___ Record extracts ___
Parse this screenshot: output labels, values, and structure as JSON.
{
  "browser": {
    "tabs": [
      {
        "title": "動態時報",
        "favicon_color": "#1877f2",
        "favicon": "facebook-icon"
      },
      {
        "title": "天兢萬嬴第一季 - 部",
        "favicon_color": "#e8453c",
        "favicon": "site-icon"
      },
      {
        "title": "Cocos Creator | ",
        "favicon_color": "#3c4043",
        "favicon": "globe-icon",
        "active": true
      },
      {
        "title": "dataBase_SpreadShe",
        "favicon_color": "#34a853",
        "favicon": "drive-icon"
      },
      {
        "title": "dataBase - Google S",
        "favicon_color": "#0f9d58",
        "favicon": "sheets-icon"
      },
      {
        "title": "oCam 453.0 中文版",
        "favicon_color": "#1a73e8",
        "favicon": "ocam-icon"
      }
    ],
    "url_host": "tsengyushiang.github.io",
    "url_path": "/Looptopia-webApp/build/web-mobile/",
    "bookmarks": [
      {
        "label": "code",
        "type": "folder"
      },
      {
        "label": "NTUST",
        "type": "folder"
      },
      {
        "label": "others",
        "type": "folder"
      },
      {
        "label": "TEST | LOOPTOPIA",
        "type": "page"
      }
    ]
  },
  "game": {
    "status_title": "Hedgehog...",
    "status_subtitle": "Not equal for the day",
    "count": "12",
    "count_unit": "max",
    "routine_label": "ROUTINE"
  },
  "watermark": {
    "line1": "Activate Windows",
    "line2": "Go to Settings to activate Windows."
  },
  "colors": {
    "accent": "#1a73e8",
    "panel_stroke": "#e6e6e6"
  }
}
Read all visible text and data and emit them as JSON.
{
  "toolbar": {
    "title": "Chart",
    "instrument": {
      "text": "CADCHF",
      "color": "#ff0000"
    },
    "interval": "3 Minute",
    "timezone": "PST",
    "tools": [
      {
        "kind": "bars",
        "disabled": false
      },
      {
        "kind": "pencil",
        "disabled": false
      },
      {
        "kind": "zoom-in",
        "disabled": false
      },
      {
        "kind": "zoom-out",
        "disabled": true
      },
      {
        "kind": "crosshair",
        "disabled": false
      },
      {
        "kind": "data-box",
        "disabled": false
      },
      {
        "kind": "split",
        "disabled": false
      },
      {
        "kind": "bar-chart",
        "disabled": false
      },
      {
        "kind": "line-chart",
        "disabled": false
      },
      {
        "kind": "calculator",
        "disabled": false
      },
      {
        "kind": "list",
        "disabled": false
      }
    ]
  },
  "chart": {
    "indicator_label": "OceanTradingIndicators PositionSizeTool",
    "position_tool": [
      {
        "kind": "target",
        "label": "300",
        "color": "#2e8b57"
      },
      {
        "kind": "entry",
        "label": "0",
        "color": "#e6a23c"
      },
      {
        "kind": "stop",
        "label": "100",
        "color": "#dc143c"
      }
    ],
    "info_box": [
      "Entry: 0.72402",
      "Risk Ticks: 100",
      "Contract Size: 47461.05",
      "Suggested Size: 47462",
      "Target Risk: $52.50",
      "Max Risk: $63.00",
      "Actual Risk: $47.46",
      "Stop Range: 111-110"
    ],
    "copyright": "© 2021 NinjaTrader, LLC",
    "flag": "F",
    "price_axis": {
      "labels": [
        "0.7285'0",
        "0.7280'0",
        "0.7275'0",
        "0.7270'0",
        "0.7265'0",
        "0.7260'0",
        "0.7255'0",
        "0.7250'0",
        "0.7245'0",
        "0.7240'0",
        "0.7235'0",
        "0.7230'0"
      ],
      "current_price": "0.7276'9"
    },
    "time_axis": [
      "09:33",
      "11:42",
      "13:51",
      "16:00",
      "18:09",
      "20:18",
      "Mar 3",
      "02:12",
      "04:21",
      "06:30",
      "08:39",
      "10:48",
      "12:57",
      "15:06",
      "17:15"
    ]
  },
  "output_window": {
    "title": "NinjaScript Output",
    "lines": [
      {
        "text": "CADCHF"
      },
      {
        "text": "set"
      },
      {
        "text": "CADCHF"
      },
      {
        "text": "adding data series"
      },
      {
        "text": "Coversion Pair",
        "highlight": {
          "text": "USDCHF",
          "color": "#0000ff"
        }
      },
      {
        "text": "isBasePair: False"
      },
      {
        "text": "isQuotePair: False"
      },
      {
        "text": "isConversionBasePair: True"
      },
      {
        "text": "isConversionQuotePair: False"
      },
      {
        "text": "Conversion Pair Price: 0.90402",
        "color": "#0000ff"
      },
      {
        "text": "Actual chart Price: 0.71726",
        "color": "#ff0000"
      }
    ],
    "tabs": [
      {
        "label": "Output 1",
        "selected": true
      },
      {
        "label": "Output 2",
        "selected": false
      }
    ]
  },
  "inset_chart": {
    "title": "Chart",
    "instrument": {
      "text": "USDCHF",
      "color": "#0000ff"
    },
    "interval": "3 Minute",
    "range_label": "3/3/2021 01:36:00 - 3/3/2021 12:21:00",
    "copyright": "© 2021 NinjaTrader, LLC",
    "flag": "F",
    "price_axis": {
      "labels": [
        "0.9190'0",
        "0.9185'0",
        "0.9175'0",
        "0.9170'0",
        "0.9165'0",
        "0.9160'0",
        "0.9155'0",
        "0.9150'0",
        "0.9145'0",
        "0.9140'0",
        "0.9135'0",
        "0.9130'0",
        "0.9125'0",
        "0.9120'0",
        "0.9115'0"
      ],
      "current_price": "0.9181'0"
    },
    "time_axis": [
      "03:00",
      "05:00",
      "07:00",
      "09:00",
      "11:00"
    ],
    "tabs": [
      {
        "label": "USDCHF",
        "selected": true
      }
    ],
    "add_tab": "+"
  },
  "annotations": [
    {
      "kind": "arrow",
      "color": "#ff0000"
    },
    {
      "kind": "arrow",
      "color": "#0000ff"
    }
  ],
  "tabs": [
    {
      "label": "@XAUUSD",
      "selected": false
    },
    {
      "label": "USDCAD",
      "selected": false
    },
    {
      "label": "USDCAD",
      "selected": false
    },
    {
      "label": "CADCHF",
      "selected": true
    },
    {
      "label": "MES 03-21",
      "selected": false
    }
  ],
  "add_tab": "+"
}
___
- What you should do
Write the whole listing out again. Keep every line exactly as it is.

- Response to the exercise
Parse this screenshot: output labels, values, and structure as JSON.
{
  "browser": {
    "tabs": [
      {
        "title": "動態時報",
        "favicon_color": "#1877f2",
        "favicon": "facebook-icon"
      },
      {
        "title": "天兢萬嬴第一季 - 部",
        "favicon_color": "#e8453c",
        "favicon": "site-icon"
      },
      {
        "title": "Cocos Creator | ",
        "favicon_color": "#3c4043",
        "favicon": "globe-icon",
        "active": true
      },
      {
        "title": "dataBase_SpreadShe",
        "favicon_color": "#34a853",
        "favicon": "drive-icon"
      },
      {
        "title": "dataBase - Google S",
        "favicon_color": "#0f9d58",
        "favicon": "sheets-icon"
      },
      {
        "title": "oCam 453.0 中文版",
        "favicon_color": "#1a73e8",
        "favicon": "ocam-icon"
      }
    ],
    "url_host": "tsengyushiang.github.io",
    "url_path": "/Looptopia-webApp/build/web-mobile/",
    "bookmarks": [
      {
        "label": "code",
        "type": "folder"
      },
      {
        "label": "NTUST",
        "type": "folder"
      },
      {
        "label": "others",
        "type": "folder"
      },
      {
        "label": "TEST | LOOPTOPIA",
        "type": "page"
      }
    ]
  },
  "game": {
    "status_title": "Hedgehog...",
    "status_subtitle": "Not equal for the day",
    "count": "12",
    "count_unit": "max",
    "routine_label": "ROUTINE"
  },
  "watermark": {
    "line1": "Activate Windows",
    "line2": "Go to Settings to activate Windows."
  },
  "colors": {
    "accent": "#1a73e8",
    "panel_stroke": "#e6e6e6"
  }
}
Read all visible text and data and emit them as JSON.
{
  "toolbar": {
    "title": "Chart",
    "instrument": {
      "text": "CADCHF",
      "color": "#ff0000"
    },
    "interval": "3 Minute",
    "timezone": "PST",
    "tools": [
      {
        "kind": "bars",
        "disabled": false
      },
      {
        "kind": "pencil",
        "disabled": false
      },
      {
        "kind": "zoom-in",
        "disabled": false
      },
      {
        "kind": "zoom-out",
        "disabled": true
      },
      {
        "kind": "crosshair",
        "disabled": false
      },
      {
        "kind": "data-box",
        "disabled": false
      },
      {
        "kind": "split",
        "disabled": false
      },
      {
        "kind": "bar-chart",
        "disabled": false
      },
      {
        "kind": "line-chart",
        "disabled": false
      },
      {
        "kind": "calculator",
        "disabled": false
      },
      {
        "kind": "list",
        "disabled": false
      }
    ]
  },
  "chart": {
    "indicator_label": "OceanTradingIndicators PositionSizeTool",
    "position_tool": [
      {
        "kind": "target",
        "label": "300",
        "color": "#2e8b57"
      },
      {
        "kind": "entry",
        "label": "0",
        "color": "#e6a23c"
      },
      {
        "kind": "stop",
        "label": "100",
        "color": "#dc143c"
      }
    ],
    "info_box": [
      "Entry: 0.72402",
      "Risk Ticks: 100",
      "Contract Size: 47461.05",
      "Suggested Size: 47462",
      "Target Risk: $52.50",
      "Max Risk: $63.00",
      "Actual Risk: $47.46",
      "Stop Range: 111-110"
    ],
    "copyright": "© 2021 NinjaTrader, LLC",
    "flag": "F",
    "price_axis": {
      "labels": [
        "0.7285'0",
        "0.7280'0",
        "0.7275'0",
        "0.7270'0",
        "0.7265'0",
        "0.7260'0",
        "0.7255'0",
        "0.7250'0",
        "0.7245'0",
        "0.7240'0",
        "0.7235'0",
        "0.7230'0"
      ],
      "current_price": "0.7276'9"
    },
    "time_axis": [
      "09:33",
      "11:42",
      "13:51",
      "16:00",
      "18:09",
      "20:18",
      "Mar 3",
      "02:12",
      "04:21",
      "06:30",
      "08:39",
      "10:48",
      "12:57",
      "15:06",
      "17:15"
    ]
  },
  "output_window": {
    "title": "NinjaScript Output",
    "lines": [
      {
        "text": "CADCHF"
      },
      {
        "text": "set"
      },
      {
        "text": "CADCHF"
      },
      {
        "text": "adding data series"
      },
      {
        "text": "Coversion Pair",
        "highlight": {
          "text": "USDCHF",
          "color": "#0000ff"
        }
      },
      {
        "text": "isBasePair: False"
      },
      {
        "text": "isQuotePair: False"
      },
      {
        "text": "isConversionBasePair: True"
      },
      {
        "text": "isConversionQuotePair: False"
      },
      {
        "text": "Conversion Pair Price: 0.90402",
        "color": "#0000ff"
      },
      {
        "text": "Actual chart Price: 0.71726",
        "color": "#ff0000"
      }
    ],
    "tabs": [
      {
        "label": "Output 1",
        "selected": true
      },
      {
        "label": "Output 2",
        "selected": false
      }
    ]
  },
  "inset_chart": {
    "title": "Chart",
    "instrument": {
      "text": "USDCHF",
      "color": "#0000ff"
    },
    "interval": "3 Minute",
    "range_label": "3/3/2021 01:36:00 - 3/3/2021 12:21:00",
    "copyright": "© 2021 NinjaTrader, LLC",
    "flag": "F",
    "price_axis": {
      "labels": [
        "0.9190'0",
        "0.9185'0",
        "0.9175'0",
        "0.9170'0",
        "0.9165'0",
        "0.9160'0",
        "0.9155'0",
        "0.9150'0",
        "0.9145'0",
        "0.9140'0",
        "0.9135'0",
        "0.9130'0",
        "0.9125'0",
        "0.9120'0",
        "0.9115'0"
      ],
      "current_price": "0.9181'0"
    },
    "time_axis": [
      "03:00",
      "05:00",
      "07:00",
      "09:00",
      "11:00"
    ],
    "tabs": [
      {
        "label": "USDCHF",
        "selected": true
      }
    ],
    "add_tab": "+"
  },
  "annotations": [
    {
      "kind": "arrow",
      "color": "#ff0000"
    },
    {
      "kind": "arrow",
      "color": "#0000ff"
    }
  ],
  "tabs": [
    {
      "label": "@XAUUSD",
      "selected": false
    },
    {
      "label": "USDCAD",
      "selected": false
    },
    {
      "label": "USDCAD",
      "selected": false
    },
    {
      "label": "CADCHF",
      "selected": true
    },
    {
      "label": "MES 03-21",
      "selected": false
    }
  ],
  "add_tab": "+"
}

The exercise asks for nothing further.